## Problem set
A. Answer these questions about the firebox insulation thread:
(i) What capacity does the trailer unit being built have?
(ii) What thickness of steel plate did the builder get a deal on?
(iii) About how thick does the ceramic fiber named Cerwool become once it compresses?
B. Carry on the firebox insulation thread, writing the next part after its last line.

## Passage to read
# Firebox insulation



## fourthwind (Aug 23, 2010)

I am building a 250 gallon RF trailer unit.  Yesterday my partner and builder got a "smoking" deal on some sheets of 3/16 steel plate.  I want to use it to do a double wall with an insulater between the layers.  Has anyone used sand as an insulater?  I know it's not lite weight, but it's cheap, and I would think it would do well.  Any comments?


----------



## tom37 (Aug 23, 2010)

Congrats on the steel score.

I'm not sure if the sand would insulate the box or just be a heat sink.


----------



## bamaboy (Nov 1, 2010)

If you could find ceramic fiber called Cerwool it would do the trick.we use it here in foundry operations around alot of serious heat.it starts out around  2 inches thick but compresses to about a 1/2 inch.just my 2 cents


----------



## eman (Nov 1, 2010)

[Visual layout annotation data]

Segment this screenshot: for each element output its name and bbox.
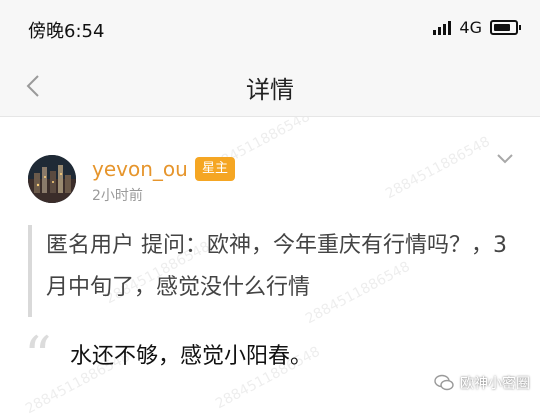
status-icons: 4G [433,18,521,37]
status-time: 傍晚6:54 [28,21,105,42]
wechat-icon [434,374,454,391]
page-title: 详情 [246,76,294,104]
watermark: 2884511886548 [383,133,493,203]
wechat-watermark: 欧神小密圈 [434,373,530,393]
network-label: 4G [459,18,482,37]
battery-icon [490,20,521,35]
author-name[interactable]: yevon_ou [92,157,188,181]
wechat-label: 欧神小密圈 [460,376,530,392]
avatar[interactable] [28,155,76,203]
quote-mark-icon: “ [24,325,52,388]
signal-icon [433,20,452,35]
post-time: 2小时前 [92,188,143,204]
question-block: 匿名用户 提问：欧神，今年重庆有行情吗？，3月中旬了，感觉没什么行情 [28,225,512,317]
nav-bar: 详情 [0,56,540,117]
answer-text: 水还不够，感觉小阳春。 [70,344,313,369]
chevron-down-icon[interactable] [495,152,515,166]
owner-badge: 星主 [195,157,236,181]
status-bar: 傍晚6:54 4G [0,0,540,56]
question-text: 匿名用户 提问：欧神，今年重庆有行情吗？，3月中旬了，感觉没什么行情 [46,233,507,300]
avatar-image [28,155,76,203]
==
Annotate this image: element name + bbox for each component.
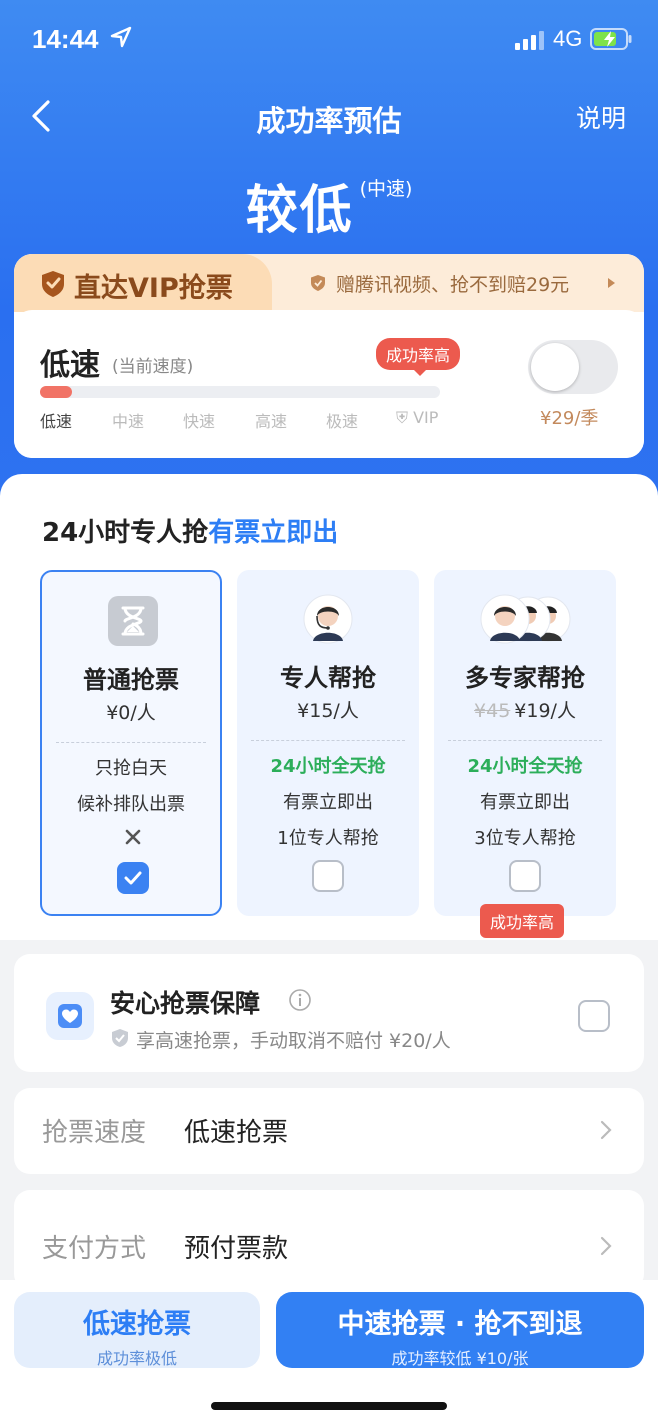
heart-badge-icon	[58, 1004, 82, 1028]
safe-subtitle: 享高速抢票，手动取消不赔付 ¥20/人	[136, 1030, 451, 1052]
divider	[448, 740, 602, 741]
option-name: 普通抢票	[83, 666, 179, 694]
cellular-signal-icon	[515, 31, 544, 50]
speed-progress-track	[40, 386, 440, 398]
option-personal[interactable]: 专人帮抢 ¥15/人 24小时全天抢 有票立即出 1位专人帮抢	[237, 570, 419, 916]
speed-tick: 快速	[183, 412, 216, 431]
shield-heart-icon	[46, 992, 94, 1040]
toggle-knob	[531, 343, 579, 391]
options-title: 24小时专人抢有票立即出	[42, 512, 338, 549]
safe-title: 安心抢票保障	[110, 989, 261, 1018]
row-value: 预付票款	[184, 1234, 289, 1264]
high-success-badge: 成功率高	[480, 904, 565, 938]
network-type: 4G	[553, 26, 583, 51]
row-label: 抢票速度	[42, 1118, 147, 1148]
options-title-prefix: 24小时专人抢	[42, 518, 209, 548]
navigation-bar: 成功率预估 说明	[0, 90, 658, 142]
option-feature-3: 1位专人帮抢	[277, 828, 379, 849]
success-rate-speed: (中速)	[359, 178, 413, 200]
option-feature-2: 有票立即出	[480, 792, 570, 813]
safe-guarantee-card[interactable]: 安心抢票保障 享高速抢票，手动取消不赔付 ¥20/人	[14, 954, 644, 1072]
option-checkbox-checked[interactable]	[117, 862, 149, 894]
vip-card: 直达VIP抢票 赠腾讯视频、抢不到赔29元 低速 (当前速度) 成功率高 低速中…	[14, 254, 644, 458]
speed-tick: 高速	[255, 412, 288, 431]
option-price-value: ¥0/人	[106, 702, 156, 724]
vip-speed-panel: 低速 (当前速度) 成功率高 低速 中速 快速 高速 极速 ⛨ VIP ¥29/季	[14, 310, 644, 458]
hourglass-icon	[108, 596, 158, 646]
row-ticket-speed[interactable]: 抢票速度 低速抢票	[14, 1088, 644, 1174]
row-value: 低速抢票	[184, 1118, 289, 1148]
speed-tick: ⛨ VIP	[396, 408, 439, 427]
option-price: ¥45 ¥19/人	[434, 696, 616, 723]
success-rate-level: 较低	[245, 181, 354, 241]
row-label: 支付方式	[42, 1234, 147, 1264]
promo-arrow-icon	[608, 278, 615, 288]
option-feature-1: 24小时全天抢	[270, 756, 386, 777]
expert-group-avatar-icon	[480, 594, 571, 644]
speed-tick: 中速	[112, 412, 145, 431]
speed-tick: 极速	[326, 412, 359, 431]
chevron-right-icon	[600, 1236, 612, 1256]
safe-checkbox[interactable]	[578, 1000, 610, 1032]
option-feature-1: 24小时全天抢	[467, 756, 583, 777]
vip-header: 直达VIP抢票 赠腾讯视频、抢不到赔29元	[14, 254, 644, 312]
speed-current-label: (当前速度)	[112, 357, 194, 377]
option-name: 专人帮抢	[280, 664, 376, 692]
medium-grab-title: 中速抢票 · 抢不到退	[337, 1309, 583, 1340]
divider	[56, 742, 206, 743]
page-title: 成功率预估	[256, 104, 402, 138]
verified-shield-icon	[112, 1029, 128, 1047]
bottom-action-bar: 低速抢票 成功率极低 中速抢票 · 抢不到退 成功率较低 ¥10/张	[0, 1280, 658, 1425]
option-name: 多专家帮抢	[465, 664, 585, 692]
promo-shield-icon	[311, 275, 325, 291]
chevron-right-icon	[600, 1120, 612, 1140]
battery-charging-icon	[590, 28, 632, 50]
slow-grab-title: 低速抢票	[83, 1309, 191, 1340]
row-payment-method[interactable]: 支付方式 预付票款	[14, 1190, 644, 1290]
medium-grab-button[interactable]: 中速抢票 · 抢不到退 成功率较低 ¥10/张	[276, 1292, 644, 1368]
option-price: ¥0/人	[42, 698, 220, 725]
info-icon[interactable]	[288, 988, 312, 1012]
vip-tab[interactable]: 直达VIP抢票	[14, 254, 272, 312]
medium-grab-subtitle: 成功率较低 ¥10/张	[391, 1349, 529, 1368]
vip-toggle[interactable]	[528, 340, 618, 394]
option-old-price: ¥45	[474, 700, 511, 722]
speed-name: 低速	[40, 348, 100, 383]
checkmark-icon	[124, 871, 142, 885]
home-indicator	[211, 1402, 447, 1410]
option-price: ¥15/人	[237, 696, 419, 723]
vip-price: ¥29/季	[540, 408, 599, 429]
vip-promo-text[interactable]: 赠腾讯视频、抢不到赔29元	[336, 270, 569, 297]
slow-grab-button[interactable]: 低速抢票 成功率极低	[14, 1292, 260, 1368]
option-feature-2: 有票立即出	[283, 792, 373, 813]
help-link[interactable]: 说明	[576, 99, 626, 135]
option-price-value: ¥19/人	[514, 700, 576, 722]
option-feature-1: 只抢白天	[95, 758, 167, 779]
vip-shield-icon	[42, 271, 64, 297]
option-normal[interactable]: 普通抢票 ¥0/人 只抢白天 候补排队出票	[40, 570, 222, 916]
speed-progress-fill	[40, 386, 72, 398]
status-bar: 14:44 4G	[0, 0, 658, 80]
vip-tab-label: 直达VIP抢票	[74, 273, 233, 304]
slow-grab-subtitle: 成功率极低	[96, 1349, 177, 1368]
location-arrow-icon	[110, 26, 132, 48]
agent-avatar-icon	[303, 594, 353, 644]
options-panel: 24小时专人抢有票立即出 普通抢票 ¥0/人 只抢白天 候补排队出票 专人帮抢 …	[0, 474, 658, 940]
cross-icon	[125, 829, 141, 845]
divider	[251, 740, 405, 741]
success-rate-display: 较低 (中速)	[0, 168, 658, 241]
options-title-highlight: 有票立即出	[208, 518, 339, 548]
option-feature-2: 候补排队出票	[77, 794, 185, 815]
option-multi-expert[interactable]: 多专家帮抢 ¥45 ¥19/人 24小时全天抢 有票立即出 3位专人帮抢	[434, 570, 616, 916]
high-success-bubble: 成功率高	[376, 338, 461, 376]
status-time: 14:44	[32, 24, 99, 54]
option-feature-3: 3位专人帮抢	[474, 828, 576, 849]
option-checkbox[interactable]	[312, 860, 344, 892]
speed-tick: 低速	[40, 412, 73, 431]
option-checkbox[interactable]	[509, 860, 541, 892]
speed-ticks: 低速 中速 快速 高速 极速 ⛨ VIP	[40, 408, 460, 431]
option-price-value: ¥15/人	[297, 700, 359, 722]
* * *
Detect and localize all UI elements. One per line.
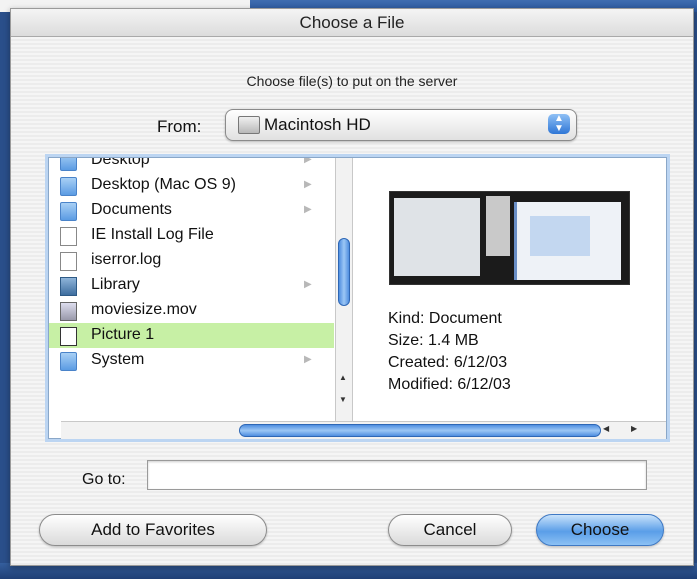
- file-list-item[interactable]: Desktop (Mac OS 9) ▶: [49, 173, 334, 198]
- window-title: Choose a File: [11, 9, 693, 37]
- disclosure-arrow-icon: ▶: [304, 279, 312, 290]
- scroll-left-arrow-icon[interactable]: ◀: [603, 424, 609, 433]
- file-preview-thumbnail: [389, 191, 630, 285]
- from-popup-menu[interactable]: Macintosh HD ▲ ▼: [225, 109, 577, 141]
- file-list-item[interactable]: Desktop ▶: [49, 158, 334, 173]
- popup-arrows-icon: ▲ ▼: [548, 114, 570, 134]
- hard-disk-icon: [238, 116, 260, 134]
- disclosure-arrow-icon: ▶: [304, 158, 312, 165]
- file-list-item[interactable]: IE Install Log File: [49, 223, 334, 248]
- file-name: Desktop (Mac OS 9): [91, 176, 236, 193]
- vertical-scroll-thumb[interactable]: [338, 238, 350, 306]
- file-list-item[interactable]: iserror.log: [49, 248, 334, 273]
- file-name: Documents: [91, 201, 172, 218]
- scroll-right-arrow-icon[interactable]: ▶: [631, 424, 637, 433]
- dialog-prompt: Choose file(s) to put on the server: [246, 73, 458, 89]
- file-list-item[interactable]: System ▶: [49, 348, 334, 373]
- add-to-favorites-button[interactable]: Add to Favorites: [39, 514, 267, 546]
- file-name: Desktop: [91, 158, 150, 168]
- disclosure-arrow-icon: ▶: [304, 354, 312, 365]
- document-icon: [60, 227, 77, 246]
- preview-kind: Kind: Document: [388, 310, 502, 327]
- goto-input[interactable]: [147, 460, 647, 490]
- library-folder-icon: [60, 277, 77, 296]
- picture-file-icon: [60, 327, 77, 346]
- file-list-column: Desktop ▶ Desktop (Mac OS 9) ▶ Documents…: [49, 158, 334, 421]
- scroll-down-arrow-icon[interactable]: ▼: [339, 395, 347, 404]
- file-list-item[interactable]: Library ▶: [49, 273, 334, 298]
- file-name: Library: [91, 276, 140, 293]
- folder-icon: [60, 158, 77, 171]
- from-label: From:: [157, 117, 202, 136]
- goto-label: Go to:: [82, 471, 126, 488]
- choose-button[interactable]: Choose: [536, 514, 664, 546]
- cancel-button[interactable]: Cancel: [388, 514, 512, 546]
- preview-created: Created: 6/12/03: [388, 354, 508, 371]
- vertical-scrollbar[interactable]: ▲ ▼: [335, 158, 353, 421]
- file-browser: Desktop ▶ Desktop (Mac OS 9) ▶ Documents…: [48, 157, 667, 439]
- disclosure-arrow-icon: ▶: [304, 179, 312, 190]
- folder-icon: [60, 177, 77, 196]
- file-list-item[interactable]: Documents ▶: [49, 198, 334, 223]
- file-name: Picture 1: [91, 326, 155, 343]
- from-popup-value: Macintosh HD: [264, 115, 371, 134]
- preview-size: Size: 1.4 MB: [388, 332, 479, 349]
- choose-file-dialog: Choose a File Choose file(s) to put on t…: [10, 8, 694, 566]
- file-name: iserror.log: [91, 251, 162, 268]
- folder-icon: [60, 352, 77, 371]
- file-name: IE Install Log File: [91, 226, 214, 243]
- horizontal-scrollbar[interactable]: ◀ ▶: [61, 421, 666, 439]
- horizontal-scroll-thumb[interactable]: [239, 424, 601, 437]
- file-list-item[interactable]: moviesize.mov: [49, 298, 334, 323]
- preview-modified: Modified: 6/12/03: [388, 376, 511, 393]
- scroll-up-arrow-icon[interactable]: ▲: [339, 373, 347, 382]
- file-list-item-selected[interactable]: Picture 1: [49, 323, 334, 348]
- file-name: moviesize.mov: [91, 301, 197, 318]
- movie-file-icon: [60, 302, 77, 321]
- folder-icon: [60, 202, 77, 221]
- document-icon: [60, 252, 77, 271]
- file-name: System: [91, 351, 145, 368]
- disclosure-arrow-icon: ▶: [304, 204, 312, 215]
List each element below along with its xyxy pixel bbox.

## The responses
A.
(i) 250 gallons.
(ii) 3/16.
(iii) About 1/2 inch.

B.
Cerwool also known as rock wool or mineral wool would be the ticket.

 Just make sure and wear sleeves and gloves and a dust mask when handleing it.

 Makes the itch from fibrglass seem like a bubble bath.


----------



## beer-b-q (Nov 1, 2010)

Check Here for Ceramic Fiber...

http://www.mcgillswarehouse.com/ProductList.aspx?GroupID=10912


----------



## fourthwind (Nov 2, 2010)

Thanks for the replies.  We start cutting metal here in the next couple day's.  I will look for this stuff locally.  It appears to be pretty economical as well.


----------



## jirodriguez (Nov 2, 2010)

Didn't BBQ Engineer do an insulated build when he built Iron Maiden?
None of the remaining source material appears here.